### PROBLEM TO WORK ON
Look at the entries below and reproduce them exactly.

Stored records

--

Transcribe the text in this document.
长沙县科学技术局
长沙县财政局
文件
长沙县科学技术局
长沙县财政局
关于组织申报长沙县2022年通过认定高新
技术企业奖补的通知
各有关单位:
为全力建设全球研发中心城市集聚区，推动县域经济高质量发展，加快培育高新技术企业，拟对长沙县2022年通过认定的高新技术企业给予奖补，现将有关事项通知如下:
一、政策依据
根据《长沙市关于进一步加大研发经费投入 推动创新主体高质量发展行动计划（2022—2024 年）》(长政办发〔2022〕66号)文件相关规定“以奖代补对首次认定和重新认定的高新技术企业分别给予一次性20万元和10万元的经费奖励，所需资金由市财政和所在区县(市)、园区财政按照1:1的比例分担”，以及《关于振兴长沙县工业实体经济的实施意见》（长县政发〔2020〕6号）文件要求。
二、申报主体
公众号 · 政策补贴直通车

--

### PROBLEM SOLUTION
Transcribe the text in this document.
长沙县科学技术局
长沙县财政局
文件
长沙县科学技术局
长沙县财政局
关于组织申报长沙县2022年通过认定高新
技术企业奖补的通知
各有关单位:
为全力建设全球研发中心城市集聚区，推动县域经济高质量发展，加快培育高新技术企业，拟对长沙县2022年通过认定的高新技术企业给予奖补，现将有关事项通知如下:
一、政策依据
根据《长沙市关于进一步加大研发经费投入 推动创新主体高质量发展行动计划（2022—2024 年）》(长政办发〔2022〕66号)文件相关规定“以奖代补对首次认定和重新认定的高新技术企业分别给予一次性20万元和10万元的经费奖励，所需资金由市财政和所在区县(市)、园区财政按照1:1的比例分担”，以及《关于振兴长沙县工业实体经济的实施意见》（长县政发〔2020〕6号）文件要求。
二、申报主体
公众号 · 政策补贴直通车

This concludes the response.